LISTED RECORDS:
————

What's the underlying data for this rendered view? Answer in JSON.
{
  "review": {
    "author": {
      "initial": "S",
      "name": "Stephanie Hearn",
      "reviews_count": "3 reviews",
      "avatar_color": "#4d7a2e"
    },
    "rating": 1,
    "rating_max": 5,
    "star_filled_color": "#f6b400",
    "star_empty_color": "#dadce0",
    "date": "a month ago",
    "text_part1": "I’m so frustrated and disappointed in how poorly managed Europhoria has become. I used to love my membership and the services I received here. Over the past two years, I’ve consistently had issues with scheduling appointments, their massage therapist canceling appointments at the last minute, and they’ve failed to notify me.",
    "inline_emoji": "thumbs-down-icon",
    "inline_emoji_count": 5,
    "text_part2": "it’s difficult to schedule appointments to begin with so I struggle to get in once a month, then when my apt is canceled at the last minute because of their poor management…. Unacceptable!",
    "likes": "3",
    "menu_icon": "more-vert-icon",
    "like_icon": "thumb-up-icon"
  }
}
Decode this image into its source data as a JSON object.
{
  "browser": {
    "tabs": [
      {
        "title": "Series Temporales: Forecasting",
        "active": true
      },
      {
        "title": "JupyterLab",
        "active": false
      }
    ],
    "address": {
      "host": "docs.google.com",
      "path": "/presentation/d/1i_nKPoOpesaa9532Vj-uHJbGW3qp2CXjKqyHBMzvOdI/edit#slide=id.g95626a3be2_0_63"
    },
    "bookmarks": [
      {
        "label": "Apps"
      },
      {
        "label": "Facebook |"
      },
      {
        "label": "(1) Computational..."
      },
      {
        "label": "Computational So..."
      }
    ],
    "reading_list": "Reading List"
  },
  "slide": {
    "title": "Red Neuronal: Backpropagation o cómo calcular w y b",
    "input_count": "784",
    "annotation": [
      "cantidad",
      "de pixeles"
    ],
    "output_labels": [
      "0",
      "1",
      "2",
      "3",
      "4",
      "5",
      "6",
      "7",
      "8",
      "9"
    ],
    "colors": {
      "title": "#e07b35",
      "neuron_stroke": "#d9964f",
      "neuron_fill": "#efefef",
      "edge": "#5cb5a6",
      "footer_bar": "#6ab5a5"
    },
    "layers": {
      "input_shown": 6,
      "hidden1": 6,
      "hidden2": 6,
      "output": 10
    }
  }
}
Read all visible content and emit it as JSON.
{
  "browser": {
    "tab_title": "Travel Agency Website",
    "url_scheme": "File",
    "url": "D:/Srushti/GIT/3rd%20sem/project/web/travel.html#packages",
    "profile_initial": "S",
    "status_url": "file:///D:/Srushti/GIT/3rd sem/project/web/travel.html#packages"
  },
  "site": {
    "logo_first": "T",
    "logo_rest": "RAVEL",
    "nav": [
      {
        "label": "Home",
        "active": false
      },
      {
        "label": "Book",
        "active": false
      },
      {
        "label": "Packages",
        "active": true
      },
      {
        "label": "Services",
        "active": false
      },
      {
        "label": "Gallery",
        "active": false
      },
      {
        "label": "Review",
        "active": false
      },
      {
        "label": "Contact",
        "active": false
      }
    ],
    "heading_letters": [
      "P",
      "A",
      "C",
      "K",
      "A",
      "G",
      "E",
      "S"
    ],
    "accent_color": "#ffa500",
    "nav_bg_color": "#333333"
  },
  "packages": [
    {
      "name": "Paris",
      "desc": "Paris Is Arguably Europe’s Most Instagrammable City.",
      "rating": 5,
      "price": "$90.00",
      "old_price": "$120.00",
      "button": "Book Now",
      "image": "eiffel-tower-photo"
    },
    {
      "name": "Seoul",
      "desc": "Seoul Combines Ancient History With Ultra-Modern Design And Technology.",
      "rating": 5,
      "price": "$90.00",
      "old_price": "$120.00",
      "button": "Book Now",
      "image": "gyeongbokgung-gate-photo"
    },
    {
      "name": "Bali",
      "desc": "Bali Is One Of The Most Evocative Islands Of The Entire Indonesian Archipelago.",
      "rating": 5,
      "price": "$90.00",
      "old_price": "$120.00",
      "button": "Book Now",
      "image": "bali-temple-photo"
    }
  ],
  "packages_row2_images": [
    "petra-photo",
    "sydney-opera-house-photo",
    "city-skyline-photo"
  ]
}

————

THE EXERCISE:
Print from the line containing "Read all visible content and emit it as JSON." to the last line above, exactly as written.

ANSWER TO THIS TASK:
Read all visible content and emit it as JSON.
{
  "browser": {
    "tab_title": "Travel Agency Website",
    "url_scheme": "File",
    "url": "D:/Srushti/GIT/3rd%20sem/project/web/travel.html#packages",
    "profile_initial": "S",
    "status_url": "file:///D:/Srushti/GIT/3rd sem/project/web/travel.html#packages"
  },
  "site": {
    "logo_first": "T",
    "logo_rest": "RAVEL",
    "nav": [
      {
        "label": "Home",
        "active": false
      },
      {
        "label": "Book",
        "active": false
      },
      {
        "label": "Packages",
        "active": true
      },
      {
        "label": "Services",
        "active": false
      },
      {
        "label": "Gallery",
        "active": false
      },
      {
        "label": "Review",
        "active": false
      },
      {
        "label": "Contact",
        "active": false
      }
    ],
    "heading_letters": [
      "P",
      "A",
      "C",
      "K",
      "A",
      "G",
      "E",
      "S"
    ],
    "accent_color": "#ffa500",
    "nav_bg_color": "#333333"
  },
  "packages": [
    {
      "name": "Paris",
      "desc": "Paris Is Arguably Europe’s Most Instagrammable City.",
      "rating": 5,
      "price": "$90.00",
      "old_price": "$120.00",
      "button": "Book Now",
      "image": "eiffel-tower-photo"
    },
    {
      "name": "Seoul",
      "desc": "Seoul Combines Ancient History With Ultra-Modern Design And Technology.",
      "rating": 5,
      "price": "$90.00",
      "old_price": "$120.00",
      "button": "Book Now",
      "image": "gyeongbokgung-gate-photo"
    },
    {
      "name": "Bali",
      "desc": "Bali Is One Of The Most Evocative Islands Of The Entire Indonesian Archipelago.",
      "rating": 5,
      "price": "$90.00",
      "old_price": "$120.00",
      "button": "Book Now",
      "image": "bali-temple-photo"
    }
  ],
  "packages_row2_images": [
    "petra-photo",
    "sydney-opera-house-photo",
    "city-skyline-photo"
  ]
}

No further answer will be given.